◆ Text section:
* * *

Bu couldn’t it be that money functions as a consolation for social isolation, which it then reinforces by supplying the illusion of strength and efficacy?
Matt Yglesias seems to be arguing along the same lines:
profit-maximization is not a natural form of human behavior. I think it’s best understood as a very idiosyncratic kind of pursuit. It happens to be one that’s economically rewarded because with money to invest tend to want to invest it with would-be profit-maximizers. Thus, in fields of endeavor where the ability to raise large sums of capital on reasonable terms is a huge advantage, a profit-maximization impulse winds up being a huge advantage.
In other words the profit motive is a product of capitalism, and not what inspires it. And having to think in that economically rationalistic way, far from being natural to humans, may actually be fatiguing and confining. When capital is not necessary to the enterprise, other motives spring to the fore — the need for recognition being primary among them. Yglesias explains:
The startup costs of a decent website are pretty small in the scheme of things. And there are lots of people and institutions—academics looking to bring their research to a wider public, think tanks and advocacy organizations looking to influence the public debate, corporations like Google looking to express their views on policy debates, students trying to get an edge in the job market, authors hoping to promote a book—with perfectly good incentives to run websites that don’t aspire to maximize profits.
“Free competition” turns out to be a way to use the profit motive to inhibit free expression. Ideas aren’t typically or necessarily manufactured in accordance with the dominant modes of production (though arguably capitalism aspires to make it so that only the ideas manufactured corporately — by the entertainment industry, say, or the for-profit press — are recognized as valid). Capital is not necessary to think. So ideas don’t necessarily need to circulate in the ways capitalism requires. The exchange of ideas relies on a different sort of economy, of influence and notoriety. Capitalist society presumes that influence is only meaningful insofar as it can be converted into capital, but perhaps we are now beginning to see signs that money and intellectual influence could possibly move apart again. Perhaps this will only empower the advertising industry even further, as they will have to squawk louder to help paid content drowned out the alternatives.

* * *

◆ Records shown:

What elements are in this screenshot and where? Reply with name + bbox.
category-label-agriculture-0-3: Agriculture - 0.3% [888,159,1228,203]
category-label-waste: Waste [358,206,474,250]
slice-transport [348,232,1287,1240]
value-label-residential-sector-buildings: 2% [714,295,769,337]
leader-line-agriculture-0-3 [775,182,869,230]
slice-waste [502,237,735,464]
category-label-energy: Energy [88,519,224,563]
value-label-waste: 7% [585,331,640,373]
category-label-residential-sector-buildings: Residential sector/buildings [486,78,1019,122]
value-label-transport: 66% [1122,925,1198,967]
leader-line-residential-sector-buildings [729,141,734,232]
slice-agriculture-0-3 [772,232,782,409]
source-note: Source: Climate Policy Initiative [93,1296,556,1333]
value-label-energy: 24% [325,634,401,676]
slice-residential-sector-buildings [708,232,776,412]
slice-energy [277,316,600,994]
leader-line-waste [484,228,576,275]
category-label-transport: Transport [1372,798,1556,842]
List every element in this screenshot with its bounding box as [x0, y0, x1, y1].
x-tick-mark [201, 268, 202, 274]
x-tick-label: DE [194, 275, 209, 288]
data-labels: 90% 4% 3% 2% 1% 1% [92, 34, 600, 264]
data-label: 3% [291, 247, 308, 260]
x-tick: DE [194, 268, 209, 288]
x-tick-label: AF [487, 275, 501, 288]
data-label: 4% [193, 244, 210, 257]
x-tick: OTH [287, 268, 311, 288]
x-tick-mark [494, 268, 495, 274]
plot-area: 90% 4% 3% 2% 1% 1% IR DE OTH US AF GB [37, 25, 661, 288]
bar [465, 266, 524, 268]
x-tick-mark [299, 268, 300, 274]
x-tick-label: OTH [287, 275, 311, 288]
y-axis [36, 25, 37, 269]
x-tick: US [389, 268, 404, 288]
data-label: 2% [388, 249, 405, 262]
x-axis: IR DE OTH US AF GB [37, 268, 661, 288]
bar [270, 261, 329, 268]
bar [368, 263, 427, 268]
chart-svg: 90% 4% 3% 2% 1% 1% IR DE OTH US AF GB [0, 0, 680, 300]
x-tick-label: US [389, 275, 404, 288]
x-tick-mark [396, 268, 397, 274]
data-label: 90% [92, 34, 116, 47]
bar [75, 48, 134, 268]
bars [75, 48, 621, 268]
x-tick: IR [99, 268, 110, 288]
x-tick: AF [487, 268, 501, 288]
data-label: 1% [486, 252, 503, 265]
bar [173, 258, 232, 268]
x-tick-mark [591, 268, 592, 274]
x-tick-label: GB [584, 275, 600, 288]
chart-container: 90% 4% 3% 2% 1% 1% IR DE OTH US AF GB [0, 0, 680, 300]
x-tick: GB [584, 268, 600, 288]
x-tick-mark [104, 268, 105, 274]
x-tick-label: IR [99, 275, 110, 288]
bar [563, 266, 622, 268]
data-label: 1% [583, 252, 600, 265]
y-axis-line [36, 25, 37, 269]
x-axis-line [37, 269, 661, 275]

* * *

◆ Task directions: Which people and institutions does the passage on the profit motive name as having good incentives to run websites that don't aim to maximize profits?

◆ Written answer:
- Academics looking to bring their research to a wider public
- Think tanks and advocacy organizations looking to influence the public debate
- Corporations like Google looking to express their views on policy debates
- Students trying to get an edge in the job market
- Authors hoping to promote a book